[Exercise requirements]: Copy each entry as it stands, leaving nothing out.

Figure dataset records
________
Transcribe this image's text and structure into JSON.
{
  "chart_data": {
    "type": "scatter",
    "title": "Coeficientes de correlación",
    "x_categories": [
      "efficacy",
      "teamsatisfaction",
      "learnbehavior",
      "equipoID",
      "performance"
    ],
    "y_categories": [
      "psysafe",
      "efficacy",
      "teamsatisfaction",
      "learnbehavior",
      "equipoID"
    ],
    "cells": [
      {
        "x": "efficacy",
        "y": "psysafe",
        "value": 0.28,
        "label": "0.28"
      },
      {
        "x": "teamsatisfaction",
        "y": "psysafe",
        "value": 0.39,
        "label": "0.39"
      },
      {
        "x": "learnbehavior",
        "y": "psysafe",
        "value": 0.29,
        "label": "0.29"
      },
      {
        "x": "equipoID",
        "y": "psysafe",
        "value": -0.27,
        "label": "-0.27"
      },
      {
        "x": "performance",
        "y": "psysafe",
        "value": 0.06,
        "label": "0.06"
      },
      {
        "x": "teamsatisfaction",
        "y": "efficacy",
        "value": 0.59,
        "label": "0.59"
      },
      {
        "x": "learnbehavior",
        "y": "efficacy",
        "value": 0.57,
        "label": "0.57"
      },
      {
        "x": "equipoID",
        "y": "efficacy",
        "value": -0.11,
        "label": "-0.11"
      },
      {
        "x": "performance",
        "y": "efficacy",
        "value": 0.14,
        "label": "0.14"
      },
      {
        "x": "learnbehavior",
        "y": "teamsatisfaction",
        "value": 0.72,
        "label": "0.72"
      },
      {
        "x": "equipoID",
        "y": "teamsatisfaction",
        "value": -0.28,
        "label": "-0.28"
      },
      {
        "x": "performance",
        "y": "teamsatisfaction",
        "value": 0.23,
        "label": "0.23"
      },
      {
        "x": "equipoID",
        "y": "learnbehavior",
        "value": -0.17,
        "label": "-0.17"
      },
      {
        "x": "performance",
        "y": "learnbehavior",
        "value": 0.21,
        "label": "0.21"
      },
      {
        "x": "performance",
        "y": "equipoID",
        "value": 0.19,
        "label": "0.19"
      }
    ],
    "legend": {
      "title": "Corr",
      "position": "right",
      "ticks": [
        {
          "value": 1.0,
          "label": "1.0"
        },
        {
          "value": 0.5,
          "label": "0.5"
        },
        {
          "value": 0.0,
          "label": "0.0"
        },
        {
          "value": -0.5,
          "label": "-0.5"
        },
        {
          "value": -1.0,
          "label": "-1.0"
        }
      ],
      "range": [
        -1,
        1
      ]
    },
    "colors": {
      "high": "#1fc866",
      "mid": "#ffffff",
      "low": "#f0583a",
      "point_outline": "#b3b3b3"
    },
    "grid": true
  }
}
________
[Expected output]:
Transcribe this image's text and structure into JSON.
{
  "chart_data": {
    "type": "scatter",
    "title": "Coeficientes de correlación",
    "x_categories": [
      "efficacy",
      "teamsatisfaction",
      "learnbehavior",
      "equipoID",
      "performance"
    ],
    "y_categories": [
      "psysafe",
      "efficacy",
      "teamsatisfaction",
      "learnbehavior",
      "equipoID"
    ],
    "cells": [
      {
        "x": "efficacy",
        "y": "psysafe",
        "value": 0.28,
        "label": "0.28"
      },
      {
        "x": "teamsatisfaction",
        "y": "psysafe",
        "value": 0.39,
        "label": "0.39"
      },
      {
        "x": "learnbehavior",
        "y": "psysafe",
        "value": 0.29,
        "label": "0.29"
      },
      {
        "x": "equipoID",
        "y": "psysafe",
        "value": -0.27,
        "label": "-0.27"
      },
      {
        "x": "performance",
        "y": "psysafe",
        "value": 0.06,
        "label": "0.06"
      },
      {
        "x": "teamsatisfaction",
        "y": "efficacy",
        "value": 0.59,
        "label": "0.59"
      },
      {
        "x": "learnbehavior",
        "y": "efficacy",
        "value": 0.57,
        "label": "0.57"
      },
      {
        "x": "equipoID",
        "y": "efficacy",
        "value": -0.11,
        "label": "-0.11"
      },
      {
        "x": "performance",
        "y": "efficacy",
        "value": 0.14,
        "label": "0.14"
      },
      {
        "x": "learnbehavior",
        "y": "teamsatisfaction",
        "value": 0.72,
        "label": "0.72"
      },
      {
        "x": "equipoID",
        "y": "teamsatisfaction",
        "value": -0.28,
        "label": "-0.28"
      },
      {
        "x": "performance",
        "y": "teamsatisfaction",
        "value": 0.23,
        "label": "0.23"
      },
      {
        "x": "equipoID",
        "y": "learnbehavior",
        "value": -0.17,
        "label": "-0.17"
      },
      {
        "x": "performance",
        "y": "learnbehavior",
        "value": 0.21,
        "label": "0.21"
      },
      {
        "x": "performance",
        "y": "equipoID",
        "value": 0.19,
        "label": "0.19"
      }
    ],
    "legend": {
      "title": "Corr",
      "position": "right",
      "ticks": [
        {
          "value": 1.0,
          "label": "1.0"
        },
        {
          "value": 0.5,
          "label": "0.5"
        },
        {
          "value": 0.0,
          "label": "0.0"
        },
        {
          "value": -0.5,
          "label": "-0.5"
        },
        {
          "value": -1.0,
          "label": "-1.0"
        }
      ],
      "range": [
        -1,
        1
      ]
    },
    "colors": {
      "high": "#1fc866",
      "mid": "#ffffff",
      "low": "#f0583a",
      "point_outline": "#b3b3b3"
    },
    "grid": true
  }
}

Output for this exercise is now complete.